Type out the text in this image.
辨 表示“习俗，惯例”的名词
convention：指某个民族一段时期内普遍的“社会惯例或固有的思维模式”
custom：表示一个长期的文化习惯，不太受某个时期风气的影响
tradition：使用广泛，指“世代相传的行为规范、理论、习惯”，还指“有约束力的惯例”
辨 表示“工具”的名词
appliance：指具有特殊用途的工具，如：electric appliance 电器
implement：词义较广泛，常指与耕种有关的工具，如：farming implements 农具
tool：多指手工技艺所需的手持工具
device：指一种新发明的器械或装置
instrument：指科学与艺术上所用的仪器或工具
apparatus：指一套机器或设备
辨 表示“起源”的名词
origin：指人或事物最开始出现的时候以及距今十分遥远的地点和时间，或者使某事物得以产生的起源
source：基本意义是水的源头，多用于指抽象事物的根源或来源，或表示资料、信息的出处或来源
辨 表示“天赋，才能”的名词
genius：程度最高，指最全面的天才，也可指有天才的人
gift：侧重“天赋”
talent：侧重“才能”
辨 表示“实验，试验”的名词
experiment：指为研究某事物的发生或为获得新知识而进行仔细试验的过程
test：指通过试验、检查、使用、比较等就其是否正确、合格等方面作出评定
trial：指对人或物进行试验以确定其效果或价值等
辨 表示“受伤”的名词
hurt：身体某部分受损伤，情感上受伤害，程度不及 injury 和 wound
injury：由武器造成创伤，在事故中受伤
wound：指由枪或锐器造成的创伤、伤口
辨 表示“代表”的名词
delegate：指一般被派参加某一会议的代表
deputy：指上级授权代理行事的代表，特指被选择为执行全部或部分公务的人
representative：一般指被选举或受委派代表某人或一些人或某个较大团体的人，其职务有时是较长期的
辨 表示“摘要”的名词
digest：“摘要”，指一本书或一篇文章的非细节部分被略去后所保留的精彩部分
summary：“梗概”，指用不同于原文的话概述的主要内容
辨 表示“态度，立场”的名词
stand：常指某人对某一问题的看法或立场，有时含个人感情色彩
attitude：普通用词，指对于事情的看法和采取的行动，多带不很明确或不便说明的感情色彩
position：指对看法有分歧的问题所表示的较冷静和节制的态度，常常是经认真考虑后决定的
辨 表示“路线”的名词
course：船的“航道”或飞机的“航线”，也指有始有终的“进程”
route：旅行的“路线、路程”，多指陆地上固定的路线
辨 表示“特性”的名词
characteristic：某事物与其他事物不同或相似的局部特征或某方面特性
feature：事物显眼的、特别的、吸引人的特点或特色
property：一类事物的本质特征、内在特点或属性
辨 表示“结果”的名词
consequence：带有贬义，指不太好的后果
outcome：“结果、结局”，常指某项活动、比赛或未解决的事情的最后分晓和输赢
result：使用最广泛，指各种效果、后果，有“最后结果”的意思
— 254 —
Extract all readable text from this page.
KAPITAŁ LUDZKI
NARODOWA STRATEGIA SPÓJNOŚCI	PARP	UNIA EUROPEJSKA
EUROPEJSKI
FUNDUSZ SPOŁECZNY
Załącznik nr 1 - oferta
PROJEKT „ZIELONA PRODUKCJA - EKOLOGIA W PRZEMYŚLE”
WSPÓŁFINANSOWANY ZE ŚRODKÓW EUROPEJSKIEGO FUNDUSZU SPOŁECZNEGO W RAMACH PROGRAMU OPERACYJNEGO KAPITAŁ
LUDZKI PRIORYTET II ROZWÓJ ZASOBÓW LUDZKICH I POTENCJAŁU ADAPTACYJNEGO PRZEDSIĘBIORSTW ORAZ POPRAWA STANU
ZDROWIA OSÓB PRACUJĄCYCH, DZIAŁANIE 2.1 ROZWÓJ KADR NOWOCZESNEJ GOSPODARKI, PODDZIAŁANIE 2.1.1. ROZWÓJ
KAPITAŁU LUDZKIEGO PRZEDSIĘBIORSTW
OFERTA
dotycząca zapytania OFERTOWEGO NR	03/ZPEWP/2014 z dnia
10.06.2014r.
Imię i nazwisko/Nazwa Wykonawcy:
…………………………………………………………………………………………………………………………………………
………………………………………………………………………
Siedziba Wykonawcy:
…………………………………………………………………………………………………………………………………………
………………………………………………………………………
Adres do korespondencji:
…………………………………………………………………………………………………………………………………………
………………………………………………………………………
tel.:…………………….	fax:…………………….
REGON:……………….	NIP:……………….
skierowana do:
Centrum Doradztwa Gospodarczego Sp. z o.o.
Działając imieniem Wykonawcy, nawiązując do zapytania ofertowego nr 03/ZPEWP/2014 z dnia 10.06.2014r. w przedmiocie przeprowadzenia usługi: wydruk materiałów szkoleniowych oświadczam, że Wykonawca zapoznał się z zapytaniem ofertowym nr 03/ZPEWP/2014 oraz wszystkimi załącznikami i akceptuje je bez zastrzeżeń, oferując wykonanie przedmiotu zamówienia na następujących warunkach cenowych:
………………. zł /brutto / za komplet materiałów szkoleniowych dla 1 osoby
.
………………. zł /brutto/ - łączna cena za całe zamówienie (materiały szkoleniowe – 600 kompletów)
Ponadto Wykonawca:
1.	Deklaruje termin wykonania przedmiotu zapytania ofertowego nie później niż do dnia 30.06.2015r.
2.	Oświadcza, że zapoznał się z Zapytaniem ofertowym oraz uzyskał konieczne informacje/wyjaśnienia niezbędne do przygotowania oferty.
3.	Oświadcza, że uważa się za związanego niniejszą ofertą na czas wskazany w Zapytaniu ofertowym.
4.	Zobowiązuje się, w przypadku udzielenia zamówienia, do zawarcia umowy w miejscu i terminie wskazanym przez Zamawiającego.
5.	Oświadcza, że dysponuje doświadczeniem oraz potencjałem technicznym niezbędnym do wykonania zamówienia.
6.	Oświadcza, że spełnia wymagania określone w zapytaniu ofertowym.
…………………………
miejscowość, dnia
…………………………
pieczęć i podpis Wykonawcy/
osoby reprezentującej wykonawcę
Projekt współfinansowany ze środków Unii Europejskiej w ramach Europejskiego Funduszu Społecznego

> _Your task_: Copy out each line exactly as written.

> _Exercise result_:
Type out the text in this image.
辨 表示“习俗，惯例”的名词
convention：指某个民族一段时期内普遍的“社会惯例或固有的思维模式”
custom：表示一个长期的文化习惯，不太受某个时期风气的影响
tradition：使用广泛，指“世代相传的行为规范、理论、习惯”，还指“有约束力的惯例”
辨 表示“工具”的名词
appliance：指具有特殊用途的工具，如：electric appliance 电器
implement：词义较广泛，常指与耕种有关的工具，如：farming implements 农具
tool：多指手工技艺所需的手持工具
device：指一种新发明的器械或装置
instrument：指科学与艺术上所用的仪器或工具
apparatus：指一套机器或设备
辨 表示“起源”的名词
origin：指人或事物最开始出现的时候以及距今十分遥远的地点和时间，或者使某事物得以产生的起源
source：基本意义是水的源头，多用于指抽象事物的根源或来源，或表示资料、信息的出处或来源
辨 表示“天赋，才能”的名词
genius：程度最高，指最全面的天才，也可指有天才的人
gift：侧重“天赋”
talent：侧重“才能”
辨 表示“实验，试验”的名词
experiment：指为研究某事物的发生或为获得新知识而进行仔细试验的过程
test：指通过试验、检查、使用、比较等就其是否正确、合格等方面作出评定
trial：指对人或物进行试验以确定其效果或价值等
辨 表示“受伤”的名词
hurt：身体某部分受损伤，情感上受伤害，程度不及 injury 和 wound
injury：由武器造成创伤，在事故中受伤
wound：指由枪或锐器造成的创伤、伤口
辨 表示“代表”的名词
delegate：指一般被派参加某一会议的代表
deputy：指上级授权代理行事的代表，特指被选择为执行全部或部分公务的人
representative：一般指被选举或受委派代表某人或一些人或某个较大团体的人，其职务有时是较长期的
辨 表示“摘要”的名词
digest：“摘要”，指一本书或一篇文章的非细节部分被略去后所保留的精彩部分
summary：“梗概”，指用不同于原文的话概述的主要内容
辨 表示“态度，立场”的名词
stand：常指某人对某一问题的看法或立场，有时含个人感情色彩
attitude：普通用词，指对于事情的看法和采取的行动，多带不很明确或不便说明的感情色彩
position：指对看法有分歧的问题所表示的较冷静和节制的态度，常常是经认真考虑后决定的
辨 表示“路线”的名词
course：船的“航道”或飞机的“航线”，也指有始有终的“进程”
route：旅行的“路线、路程”，多指陆地上固定的路线
辨 表示“特性”的名词
characteristic：某事物与其他事物不同或相似的局部特征或某方面特性
feature：事物显眼的、特别的、吸引人的特点或特色
property：一类事物的本质特征、内在特点或属性
辨 表示“结果”的名词
consequence：带有贬义，指不太好的后果
outcome：“结果、结局”，常指某项活动、比赛或未解决的事情的最后分晓和输赢
result：使用最广泛，指各种效果、后果，有“最后结果”的意思
— 254 —
Extract all readable text from this page.
KAPITAŁ LUDZKI
NARODOWA STRATEGIA SPÓJNOŚCI	PARP	UNIA EUROPEJSKA
EUROPEJSKI
FUNDUSZ SPOŁECZNY
Załącznik nr 1 - oferta
PROJEKT „ZIELONA PRODUKCJA - EKOLOGIA W PRZEMYŚLE”
WSPÓŁFINANSOWANY ZE ŚRODKÓW EUROPEJSKIEGO FUNDUSZU SPOŁECZNEGO W RAMACH PROGRAMU OPERACYJNEGO KAPITAŁ
LUDZKI PRIORYTET II ROZWÓJ ZASOBÓW LUDZKICH I POTENCJAŁU ADAPTACYJNEGO PRZEDSIĘBIORSTW ORAZ POPRAWA STANU
ZDROWIA OSÓB PRACUJĄCYCH, DZIAŁANIE 2.1 ROZWÓJ KADR NOWOCZESNEJ GOSPODARKI, PODDZIAŁANIE 2.1.1. ROZWÓJ
KAPITAŁU LUDZKIEGO PRZEDSIĘBIORSTW
OFERTA
dotycząca zapytania OFERTOWEGO NR	03/ZPEWP/2014 z dnia
10.06.2014r.
Imię i nazwisko/Nazwa Wykonawcy:
…………………………………………………………………………………………………………………………………………
………………………………………………………………………
Siedziba Wykonawcy:
…………………………………………………………………………………………………………………………………………
………………………………………………………………………
Adres do korespondencji:
…………………………………………………………………………………………………………………………………………
………………………………………………………………………
tel.:…………………….	fax:…………………….
REGON:……………….	NIP:……………….
skierowana do:
Centrum Doradztwa Gospodarczego Sp. z o.o.
Działając imieniem Wykonawcy, nawiązując do zapytania ofertowego nr 03/ZPEWP/2014 z dnia 10.06.2014r. w przedmiocie przeprowadzenia usługi: wydruk materiałów szkoleniowych oświadczam, że Wykonawca zapoznał się z zapytaniem ofertowym nr 03/ZPEWP/2014 oraz wszystkimi załącznikami i akceptuje je bez zastrzeżeń, oferując wykonanie przedmiotu zamówienia na następujących warunkach cenowych:
………………. zł /brutto / za komplet materiałów szkoleniowych dla 1 osoby
.
………………. zł /brutto/ - łączna cena za całe zamówienie (materiały szkoleniowe – 600 kompletów)
Ponadto Wykonawca:
1.	Deklaruje termin wykonania przedmiotu zapytania ofertowego nie później niż do dnia 30.06.2015r.
2.	Oświadcza, że zapoznał się z Zapytaniem ofertowym oraz uzyskał konieczne informacje/wyjaśnienia niezbędne do przygotowania oferty.
3.	Oświadcza, że uważa się za związanego niniejszą ofertą na czas wskazany w Zapytaniu ofertowym.
4.	Zobowiązuje się, w przypadku udzielenia zamówienia, do zawarcia umowy w miejscu i terminie wskazanym przez Zamawiającego.
5.	Oświadcza, że dysponuje doświadczeniem oraz potencjałem technicznym niezbędnym do wykonania zamówienia.
6.	Oświadcza, że spełnia wymagania określone w zapytaniu ofertowym.
…………………………
miejscowość, dnia
…………………………
pieczęć i podpis Wykonawcy/
osoby reprezentującej wykonawcę
Projekt współfinansowany ze środków Unii Europejskiej w ramach Europejskiego Funduszu Społecznego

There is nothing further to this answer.